■ **Exercise instructions**
Please write out the complete listing that follows, exactly as it reads.

(Collected data)
==========
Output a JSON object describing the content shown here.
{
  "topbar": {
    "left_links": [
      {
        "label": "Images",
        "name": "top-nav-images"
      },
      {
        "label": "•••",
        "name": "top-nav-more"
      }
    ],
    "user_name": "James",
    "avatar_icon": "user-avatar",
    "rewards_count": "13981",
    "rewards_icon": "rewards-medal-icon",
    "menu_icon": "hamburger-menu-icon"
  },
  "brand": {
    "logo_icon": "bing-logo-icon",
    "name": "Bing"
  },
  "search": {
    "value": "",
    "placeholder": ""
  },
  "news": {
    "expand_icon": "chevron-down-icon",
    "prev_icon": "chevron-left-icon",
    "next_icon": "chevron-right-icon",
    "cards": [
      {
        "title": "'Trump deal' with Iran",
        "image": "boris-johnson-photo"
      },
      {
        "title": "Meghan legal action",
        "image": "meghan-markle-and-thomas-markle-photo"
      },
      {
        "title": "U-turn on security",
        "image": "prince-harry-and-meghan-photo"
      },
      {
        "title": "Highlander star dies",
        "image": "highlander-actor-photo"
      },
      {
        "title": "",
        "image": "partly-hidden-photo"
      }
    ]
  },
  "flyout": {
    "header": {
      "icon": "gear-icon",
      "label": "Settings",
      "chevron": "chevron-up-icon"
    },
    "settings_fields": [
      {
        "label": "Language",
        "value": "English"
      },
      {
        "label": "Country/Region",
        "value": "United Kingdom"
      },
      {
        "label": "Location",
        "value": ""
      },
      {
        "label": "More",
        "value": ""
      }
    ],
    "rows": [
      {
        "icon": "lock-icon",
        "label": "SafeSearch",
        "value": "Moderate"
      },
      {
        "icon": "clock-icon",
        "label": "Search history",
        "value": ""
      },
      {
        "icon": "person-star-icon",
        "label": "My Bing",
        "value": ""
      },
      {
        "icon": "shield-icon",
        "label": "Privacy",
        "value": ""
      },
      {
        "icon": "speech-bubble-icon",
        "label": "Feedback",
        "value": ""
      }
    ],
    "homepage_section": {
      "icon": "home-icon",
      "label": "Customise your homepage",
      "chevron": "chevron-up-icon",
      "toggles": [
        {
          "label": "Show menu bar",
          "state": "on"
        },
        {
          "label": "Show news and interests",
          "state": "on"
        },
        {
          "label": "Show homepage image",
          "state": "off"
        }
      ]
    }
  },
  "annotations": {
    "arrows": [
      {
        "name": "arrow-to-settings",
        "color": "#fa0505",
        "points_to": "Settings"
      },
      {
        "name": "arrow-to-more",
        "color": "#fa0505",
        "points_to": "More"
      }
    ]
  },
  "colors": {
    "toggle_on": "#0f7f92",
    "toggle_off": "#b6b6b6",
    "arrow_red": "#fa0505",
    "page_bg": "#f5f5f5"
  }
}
==========
■ **Right answer**
Output a JSON object describing the content shown here.
{
  "topbar": {
    "left_links": [
      {
        "label": "Images",
        "name": "top-nav-images"
      },
      {
        "label": "•••",
        "name": "top-nav-more"
      }
    ],
    "user_name": "James",
    "avatar_icon": "user-avatar",
    "rewards_count": "13981",
    "rewards_icon": "rewards-medal-icon",
    "menu_icon": "hamburger-menu-icon"
  },
  "brand": {
    "logo_icon": "bing-logo-icon",
    "name": "Bing"
  },
  "search": {
    "value": "",
    "placeholder": ""
  },
  "news": {
    "expand_icon": "chevron-down-icon",
    "prev_icon": "chevron-left-icon",
    "next_icon": "chevron-right-icon",
    "cards": [
      {
        "title": "'Trump deal' with Iran",
        "image": "boris-johnson-photo"
      },
      {
        "title": "Meghan legal action",
        "image": "meghan-markle-and-thomas-markle-photo"
      },
      {
        "title": "U-turn on security",
        "image": "prince-harry-and-meghan-photo"
      },
      {
        "title": "Highlander star dies",
        "image": "highlander-actor-photo"
      },
      {
        "title": "",
        "image": "partly-hidden-photo"
      }
    ]
  },
  "flyout": {
    "header": {
      "icon": "gear-icon",
      "label": "Settings",
      "chevron": "chevron-up-icon"
    },
    "settings_fields": [
      {
        "label": "Language",
        "value": "English"
      },
      {
        "label": "Country/Region",
        "value": "United Kingdom"
      },
      {
        "label": "Location",
        "value": ""
      },
      {
        "label": "More",
        "value": ""
      }
    ],
    "rows": [
      {
        "icon": "lock-icon",
        "label": "SafeSearch",
        "value": "Moderate"
      },
      {
        "icon": "clock-icon",
        "label": "Search history",
        "value": ""
      },
      {
        "icon": "person-star-icon",
        "label": "My Bing",
        "value": ""
      },
      {
        "icon": "shield-icon",
        "label": "Privacy",
        "value": ""
      },
      {
        "icon": "speech-bubble-icon",
        "label": "Feedback",
        "value": ""
      }
    ],
    "homepage_section": {
      "icon": "home-icon",
      "label": "Customise your homepage",
      "chevron": "chevron-up-icon",
      "toggles": [
        {
          "label": "Show menu bar",
          "state": "on"
        },
        {
          "label": "Show news and interests",
          "state": "on"
        },
        {
          "label": "Show homepage image",
          "state": "off"
        }
      ]
    }
  },
  "annotations": {
    "arrows": [
      {
        "name": "arrow-to-settings",
        "color": "#fa0505",
        "points_to": "Settings"
      },
      {
        "name": "arrow-to-more",
        "color": "#fa0505",
        "points_to": "More"
      }
    ]
  },
  "colors": {
    "toggle_on": "#0f7f92",
    "toggle_off": "#b6b6b6",
    "arrow_red": "#fa0505",
    "page_bg": "#f5f5f5"
  }
}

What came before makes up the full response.